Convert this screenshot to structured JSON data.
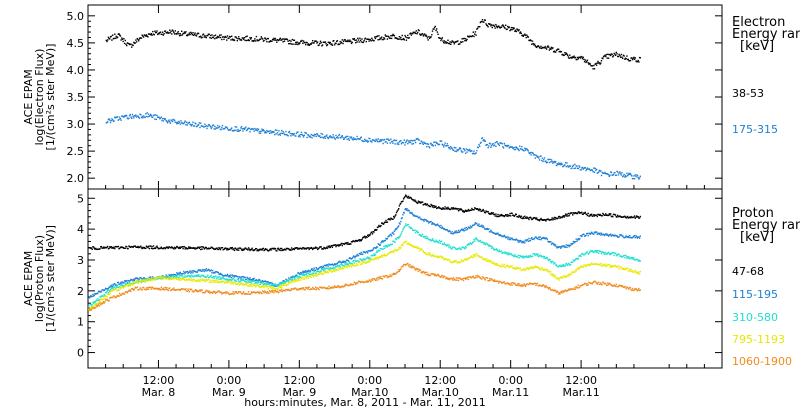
{
  "chart_data": [
    {
      "type": "scatter",
      "panel": "electron",
      "ylabel": [
        "ACE EPAM",
        "log(Electron Flux)",
        "[1/(cm²s ster MeV)]"
      ],
      "ylim": [
        1.8,
        5.2
      ],
      "yticks": [
        "2.0",
        "2.5",
        "3.0",
        "3.5",
        "4.0",
        "4.5",
        "5.0"
      ],
      "ytick_values": [
        2.0,
        2.5,
        3.0,
        3.5,
        4.0,
        4.5,
        5.0
      ],
      "legend_title": [
        "Electron",
        "Energy ranges",
        "[keV]"
      ],
      "series": [
        {
          "name": "38-53",
          "color": "#000000",
          "x": [
            3,
            5,
            7,
            9,
            11,
            12,
            14,
            16,
            20,
            24,
            28,
            32,
            36,
            40,
            44,
            48,
            52,
            54,
            56,
            58,
            59,
            60,
            61,
            62,
            64,
            66,
            67,
            68,
            70,
            72,
            74,
            76,
            78,
            80,
            82,
            84,
            86,
            88,
            90,
            92,
            94
          ],
          "y": [
            4.55,
            4.66,
            4.45,
            4.62,
            4.7,
            4.69,
            4.72,
            4.68,
            4.64,
            4.6,
            4.59,
            4.56,
            4.52,
            4.5,
            4.53,
            4.58,
            4.64,
            4.6,
            4.72,
            4.59,
            4.8,
            4.57,
            4.55,
            4.5,
            4.56,
            4.7,
            4.95,
            4.85,
            4.82,
            4.78,
            4.68,
            4.48,
            4.42,
            4.37,
            4.26,
            4.24,
            4.06,
            4.25,
            4.3,
            4.22,
            4.2
          ]
        },
        {
          "name": "175-315",
          "color": "#1e7fd6",
          "x": [
            3,
            6,
            10,
            14,
            18,
            22,
            26,
            30,
            34,
            38,
            42,
            46,
            50,
            54,
            56,
            58,
            60,
            62,
            64,
            66,
            67,
            68,
            70,
            72,
            74,
            76,
            78,
            80,
            82,
            84,
            86,
            88,
            90,
            92,
            94
          ],
          "y": [
            3.06,
            3.14,
            3.18,
            3.06,
            3.0,
            2.95,
            2.92,
            2.87,
            2.84,
            2.8,
            2.78,
            2.74,
            2.7,
            2.67,
            2.7,
            2.62,
            2.66,
            2.56,
            2.52,
            2.48,
            2.75,
            2.62,
            2.65,
            2.55,
            2.57,
            2.42,
            2.34,
            2.28,
            2.24,
            2.2,
            2.16,
            2.08,
            2.1,
            2.06,
            2.03
          ]
        }
      ]
    },
    {
      "type": "scatter",
      "panel": "proton",
      "ylabel": [
        "ACE EPAM",
        "log(Proton Flux)",
        "[1/(cm²s ster MeV)]"
      ],
      "ylim": [
        -0.5,
        5.3
      ],
      "yticks": [
        "0",
        "1",
        "2",
        "3",
        "4",
        "5"
      ],
      "ytick_values": [
        0,
        1,
        2,
        3,
        4,
        5
      ],
      "legend_title": [
        "Proton",
        "Energy ranges",
        "[keV]"
      ],
      "xlabel": "hours:minutes, Mar.  8, 2011 - Mar. 11, 2011",
      "xlim": [
        0,
        108
      ],
      "xticks": [
        {
          "x": 12,
          "time": "12:00",
          "date": "Mar. 8"
        },
        {
          "x": 24,
          "time": "0:00",
          "date": "Mar. 9"
        },
        {
          "x": 36,
          "time": "12:00",
          "date": "Mar. 9"
        },
        {
          "x": 48,
          "time": "0:00",
          "date": "Mar.10"
        },
        {
          "x": 60,
          "time": "12:00",
          "date": "Mar.10"
        },
        {
          "x": 72,
          "time": "0:00",
          "date": "Mar.11"
        },
        {
          "x": 84,
          "time": "12:00",
          "date": "Mar.11"
        }
      ],
      "series": [
        {
          "name": "47-68",
          "color": "#000000",
          "x": [
            0,
            4,
            8,
            12,
            16,
            20,
            24,
            28,
            32,
            36,
            40,
            44,
            46,
            48,
            50,
            52,
            53,
            54,
            56,
            58,
            60,
            62,
            64,
            66,
            68,
            70,
            72,
            74,
            76,
            78,
            80,
            82,
            84,
            86,
            88,
            90,
            92,
            94
          ],
          "y": [
            3.4,
            3.42,
            3.44,
            3.43,
            3.42,
            3.4,
            3.38,
            3.37,
            3.36,
            3.38,
            3.42,
            3.55,
            3.65,
            3.85,
            4.2,
            4.4,
            4.8,
            5.1,
            4.9,
            4.8,
            4.7,
            4.7,
            4.6,
            4.7,
            4.55,
            4.45,
            4.5,
            4.4,
            4.35,
            4.3,
            4.4,
            4.5,
            4.55,
            4.45,
            4.5,
            4.45,
            4.42,
            4.4
          ]
        },
        {
          "name": "115-195",
          "color": "#1e7fd6",
          "x": [
            0,
            4,
            8,
            12,
            16,
            20,
            24,
            28,
            32,
            36,
            40,
            44,
            46,
            48,
            50,
            52,
            53,
            54,
            56,
            58,
            60,
            62,
            64,
            66,
            68,
            70,
            72,
            74,
            76,
            78,
            80,
            82,
            84,
            86,
            88,
            90,
            92,
            94
          ],
          "y": [
            1.8,
            2.2,
            2.4,
            2.45,
            2.6,
            2.7,
            2.5,
            2.4,
            2.2,
            2.6,
            2.8,
            3.0,
            3.2,
            3.3,
            3.6,
            3.9,
            4.2,
            4.7,
            4.4,
            4.25,
            4.1,
            3.9,
            4.0,
            4.2,
            4.0,
            3.85,
            3.7,
            3.6,
            3.75,
            3.7,
            3.4,
            3.5,
            3.8,
            3.9,
            3.85,
            3.8,
            3.78,
            3.75
          ]
        },
        {
          "name": "310-580",
          "color": "#20e0d0",
          "x": [
            0,
            4,
            8,
            12,
            16,
            20,
            24,
            28,
            32,
            36,
            40,
            44,
            46,
            48,
            50,
            52,
            53,
            54,
            56,
            58,
            60,
            62,
            64,
            66,
            68,
            70,
            72,
            74,
            76,
            78,
            80,
            82,
            84,
            86,
            88,
            90,
            92,
            94
          ],
          "y": [
            1.5,
            2.1,
            2.3,
            2.45,
            2.5,
            2.5,
            2.4,
            2.3,
            2.2,
            2.5,
            2.7,
            2.9,
            3.0,
            3.1,
            3.4,
            3.6,
            3.8,
            4.2,
            3.9,
            3.7,
            3.6,
            3.4,
            3.4,
            3.7,
            3.5,
            3.3,
            3.2,
            3.1,
            3.2,
            3.1,
            2.8,
            2.9,
            3.2,
            3.3,
            3.25,
            3.2,
            3.1,
            3.0
          ]
        },
        {
          "name": "795-1193",
          "color": "#e8e800",
          "x": [
            0,
            4,
            8,
            12,
            16,
            20,
            24,
            28,
            32,
            36,
            40,
            44,
            46,
            48,
            50,
            52,
            53,
            54,
            56,
            58,
            60,
            62,
            64,
            66,
            68,
            70,
            72,
            74,
            76,
            78,
            80,
            82,
            84,
            86,
            88,
            90,
            92,
            94
          ],
          "y": [
            1.4,
            2.0,
            2.3,
            2.45,
            2.4,
            2.35,
            2.3,
            2.2,
            2.1,
            2.4,
            2.6,
            2.8,
            2.9,
            3.0,
            3.15,
            3.3,
            3.4,
            3.6,
            3.4,
            3.2,
            3.1,
            2.95,
            3.0,
            3.2,
            3.0,
            2.85,
            2.8,
            2.7,
            2.8,
            2.7,
            2.4,
            2.55,
            2.8,
            2.9,
            2.85,
            2.8,
            2.7,
            2.6
          ]
        },
        {
          "name": "1060-1900",
          "color": "#f08c1e",
          "x": [
            0,
            4,
            8,
            12,
            16,
            20,
            24,
            28,
            32,
            36,
            40,
            44,
            46,
            48,
            50,
            52,
            53,
            54,
            56,
            58,
            60,
            62,
            64,
            66,
            68,
            70,
            72,
            74,
            76,
            78,
            80,
            82,
            84,
            86,
            88,
            90,
            92,
            94
          ],
          "y": [
            1.4,
            1.8,
            2.1,
            2.1,
            2.05,
            2.0,
            1.95,
            1.95,
            2.0,
            2.1,
            2.1,
            2.2,
            2.3,
            2.35,
            2.45,
            2.55,
            2.7,
            2.9,
            2.7,
            2.55,
            2.5,
            2.4,
            2.4,
            2.5,
            2.4,
            2.3,
            2.25,
            2.2,
            2.25,
            2.15,
            1.95,
            2.05,
            2.2,
            2.3,
            2.25,
            2.2,
            2.1,
            2.05
          ]
        }
      ]
    }
  ]
}
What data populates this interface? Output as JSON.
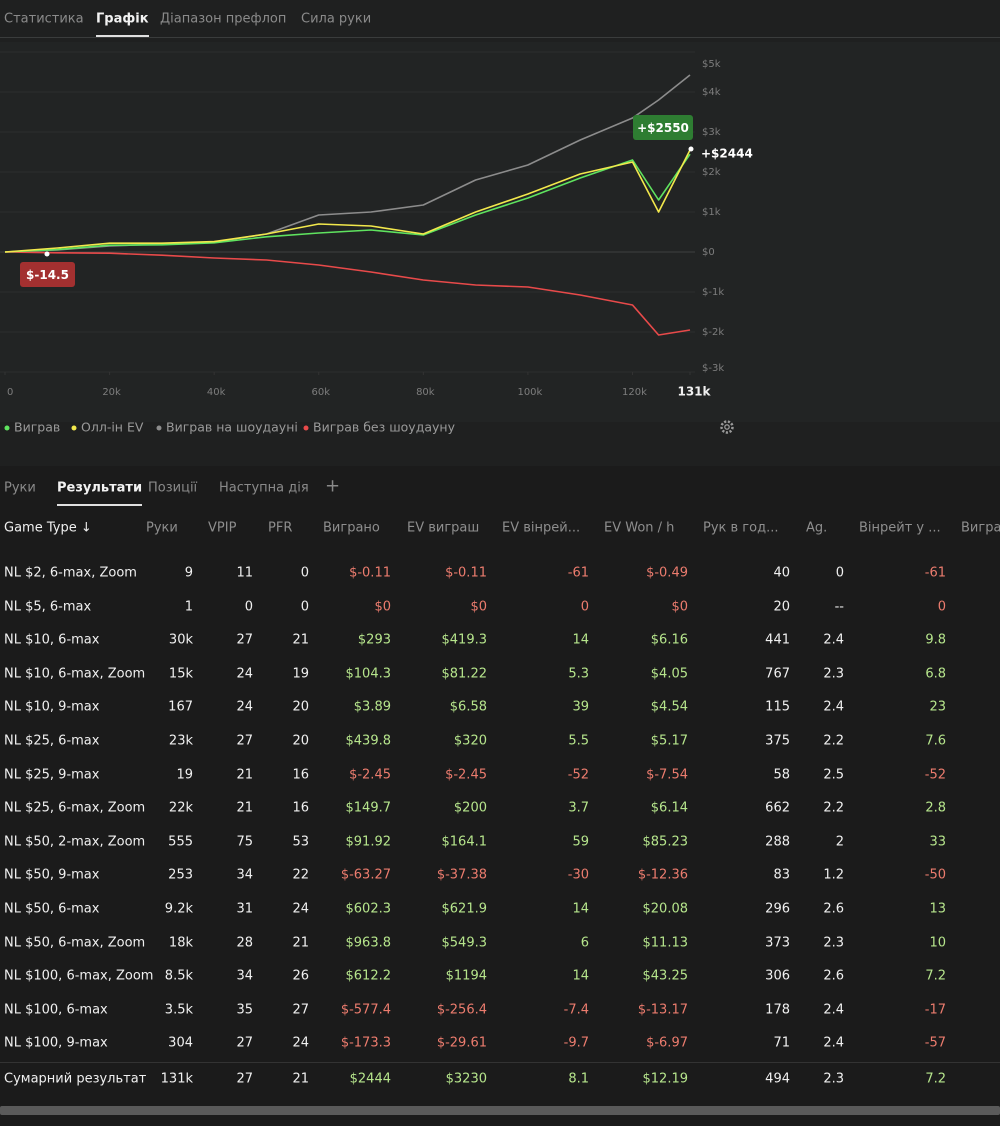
{
  "top_tabs": [
    "Статистика",
    "Графік",
    "Діапазон префлоп",
    "Сила руки"
  ],
  "chart_data": {
    "type": "line",
    "x": [
      0,
      10000,
      20000,
      30000,
      40000,
      50000,
      60000,
      70000,
      80000,
      90000,
      100000,
      110000,
      120000,
      125000,
      131000
    ],
    "series": [
      {
        "name": "Виграв",
        "color": "#5fe35f",
        "values": [
          0,
          60,
          170,
          180,
          230,
          380,
          475,
          550,
          425,
          925,
          1350,
          1850,
          2300,
          1300,
          2444
        ]
      },
      {
        "name": "Олл-ін EV",
        "color": "#f2e84c",
        "values": [
          0,
          100,
          220,
          220,
          260,
          450,
          700,
          650,
          450,
          1000,
          1450,
          1950,
          2250,
          1000,
          2550
        ]
      },
      {
        "name": "Виграв на шоудауні",
        "color": "#8c8c8c",
        "values": [
          0,
          50,
          150,
          200,
          250,
          450,
          925,
          1000,
          1175,
          1800,
          2175,
          2800,
          3350,
          3800,
          4425
        ]
      },
      {
        "name": "Виграв без шоудауну",
        "color": "#e84a4a",
        "values": [
          0,
          -20,
          -30,
          -80,
          -150,
          -200,
          -325,
          -500,
          -700,
          -825,
          -875,
          -1075,
          -1325,
          -2075,
          -1950
        ]
      }
    ],
    "xlim": [
      0,
      131000
    ],
    "xticks": [
      0,
      {
        "value": 20000,
        "label": "20k"
      },
      {
        "value": 40000,
        "label": "40k"
      },
      {
        "value": 60000,
        "label": "60k"
      },
      {
        "value": 80000,
        "label": "80k"
      },
      {
        "value": 100000,
        "label": "100k"
      },
      {
        "value": 120000,
        "label": "120k"
      },
      {
        "value": 131000,
        "label": "131k"
      }
    ],
    "ylim": [
      -3000,
      5000
    ],
    "yticks": [
      {
        "value": -3000,
        "label": "$-3k"
      },
      {
        "value": -2000,
        "label": "$-2k"
      },
      {
        "value": -1000,
        "label": "$-1k"
      },
      {
        "value": 0,
        "label": "$0"
      },
      {
        "value": 1000,
        "label": "$1k"
      },
      {
        "value": 2000,
        "label": "$2k"
      },
      {
        "value": 3000,
        "label": "$3k"
      },
      {
        "value": 4000,
        "label": "$4k"
      },
      {
        "value": 5000,
        "label": "$5k"
      }
    ],
    "grid": true,
    "annotations": [
      {
        "text": "+$2550",
        "color": "#2e7d32"
      },
      {
        "text": "+$2444"
      },
      {
        "text": "$-14.5",
        "color": "#a33030"
      }
    ]
  },
  "bottom_tabs": [
    "Руки",
    "Результати",
    "Позиції",
    "Наступна дія",
    "+"
  ],
  "table": {
    "columns": [
      "Game Type ↓",
      "Руки",
      "VPIP",
      "PFR",
      "Виграно",
      "EV виграш",
      "EV вінрей...",
      "EV Won / h",
      "Рук в год...",
      "Ag.",
      "Вінрейт у ...",
      "Виграш"
    ],
    "rows": [
      [
        "NL $2, 6-max, Zoom",
        "9",
        "11",
        "0",
        "$-0.11",
        "$-0.11",
        "-61",
        "$-0.49",
        "40",
        "0",
        "-61"
      ],
      [
        "NL $5, 6-max",
        "1",
        "0",
        "0",
        "$0",
        "$0",
        "0",
        "$0",
        "20",
        "--",
        "0"
      ],
      [
        "NL $10, 6-max",
        "30k",
        "27",
        "21",
        "$293",
        "$419.3",
        "14",
        "$6.16",
        "441",
        "2.4",
        "9.8"
      ],
      [
        "NL $10, 6-max, Zoom",
        "15k",
        "24",
        "19",
        "$104.3",
        "$81.22",
        "5.3",
        "$4.05",
        "767",
        "2.3",
        "6.8"
      ],
      [
        "NL $10, 9-max",
        "167",
        "24",
        "20",
        "$3.89",
        "$6.58",
        "39",
        "$4.54",
        "115",
        "2.4",
        "23"
      ],
      [
        "NL $25, 6-max",
        "23k",
        "27",
        "20",
        "$439.8",
        "$320",
        "5.5",
        "$5.17",
        "375",
        "2.2",
        "7.6"
      ],
      [
        "NL $25, 9-max",
        "19",
        "21",
        "16",
        "$-2.45",
        "$-2.45",
        "-52",
        "$-7.54",
        "58",
        "2.5",
        "-52"
      ],
      [
        "NL $25, 6-max, Zoom",
        "22k",
        "21",
        "16",
        "$149.7",
        "$200",
        "3.7",
        "$6.14",
        "662",
        "2.2",
        "2.8"
      ],
      [
        "NL $50, 2-max, Zoom",
        "555",
        "75",
        "53",
        "$91.92",
        "$164.1",
        "59",
        "$85.23",
        "288",
        "2",
        "33"
      ],
      [
        "NL $50, 9-max",
        "253",
        "34",
        "22",
        "$-63.27",
        "$-37.38",
        "-30",
        "$-12.36",
        "83",
        "1.2",
        "-50"
      ],
      [
        "NL $50, 6-max",
        "9.2k",
        "31",
        "24",
        "$602.3",
        "$621.9",
        "14",
        "$20.08",
        "296",
        "2.6",
        "13"
      ],
      [
        "NL $50, 6-max, Zoom",
        "18k",
        "28",
        "21",
        "$963.8",
        "$549.3",
        "6",
        "$11.13",
        "373",
        "2.3",
        "10"
      ],
      [
        "NL $100, 6-max, Zoom",
        "8.5k",
        "34",
        "26",
        "$612.2",
        "$1194",
        "14",
        "$43.25",
        "306",
        "2.6",
        "7.2"
      ],
      [
        "NL $100, 6-max",
        "3.5k",
        "35",
        "27",
        "$-577.4",
        "$-256.4",
        "-7.4",
        "$-13.17",
        "178",
        "2.4",
        "-17"
      ],
      [
        "NL $100, 9-max",
        "304",
        "27",
        "24",
        "$-173.3",
        "$-29.61",
        "-9.7",
        "$-6.97",
        "71",
        "2.4",
        "-57"
      ]
    ],
    "total": [
      "Сумарний результат",
      "131k",
      "27",
      "21",
      "$2444",
      "$3230",
      "8.1",
      "$12.19",
      "494",
      "2.3",
      "7.2"
    ]
  }
}
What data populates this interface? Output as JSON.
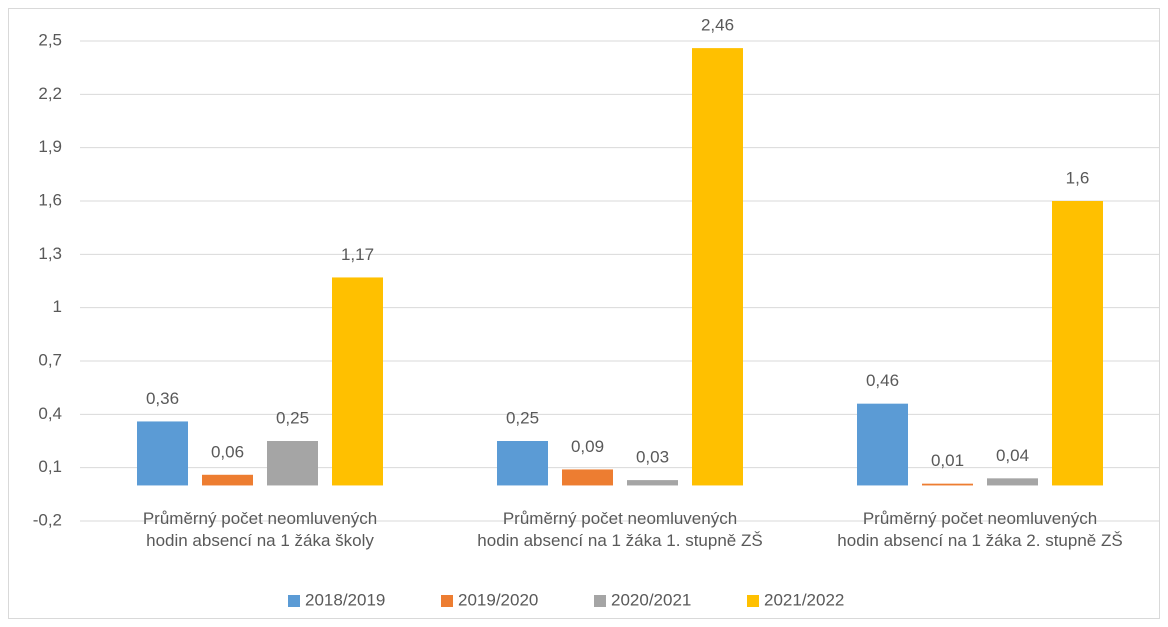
{
  "chart_data": {
    "type": "bar",
    "categories": [
      "Průměrný počet neomluvených\nhodin absencí na 1 žáka školy",
      "Průměrný počet neomluvených\nhodin absencí na 1 žáka 1. stupně ZŠ",
      "Průměrný počet neomluvených\nhodin absencí na 1 žáka 2. stupně ZŠ"
    ],
    "series": [
      {
        "name": "2018/2019",
        "color": "#5b9bd5",
        "values": [
          0.36,
          0.25,
          0.46
        ],
        "value_labels": [
          "0,36",
          "0,25",
          "0,46"
        ]
      },
      {
        "name": "2019/2020",
        "color": "#ed7d31",
        "values": [
          0.06,
          0.09,
          0.01
        ],
        "value_labels": [
          "0,06",
          "0,09",
          "0,01"
        ]
      },
      {
        "name": "2020/2021",
        "color": "#a5a5a5",
        "values": [
          0.25,
          0.03,
          0.04
        ],
        "value_labels": [
          "0,25",
          "0,03",
          "0,04"
        ]
      },
      {
        "name": "2021/2022",
        "color": "#ffc000",
        "values": [
          1.17,
          2.46,
          1.6
        ],
        "value_labels": [
          "1,17",
          "2,46",
          "1,6"
        ]
      }
    ],
    "ylim": [
      -0.2,
      2.5
    ],
    "yticks": [
      {
        "value": -0.2,
        "label": "-0,2"
      },
      {
        "value": 0.1,
        "label": "0,1"
      },
      {
        "value": 0.4,
        "label": "0,4"
      },
      {
        "value": 0.7,
        "label": "0,7"
      },
      1,
      {
        "value": 1.3,
        "label": "1,3"
      },
      {
        "value": 1.6,
        "label": "1,6"
      },
      {
        "value": 1.9,
        "label": "1,9"
      },
      {
        "value": 2.2,
        "label": "2,2"
      },
      {
        "value": 2.5,
        "label": "2,5"
      }
    ],
    "grid": true,
    "legend": "bottom"
  }
}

**Stated exercise:**
Consider the entries above and return each line with the string "počet".

**Response to this exercise:**
      "Průměrný počet neomluvených\nhodin absencí na 1 žáka školy",
      "Průměrný počet neomluvených\nhodin absencí na 1 žáka 1. stupně ZŠ",
      "Průměrný počet neomluvených\nhodin absencí na 1 žáka 2. stupně ZŠ"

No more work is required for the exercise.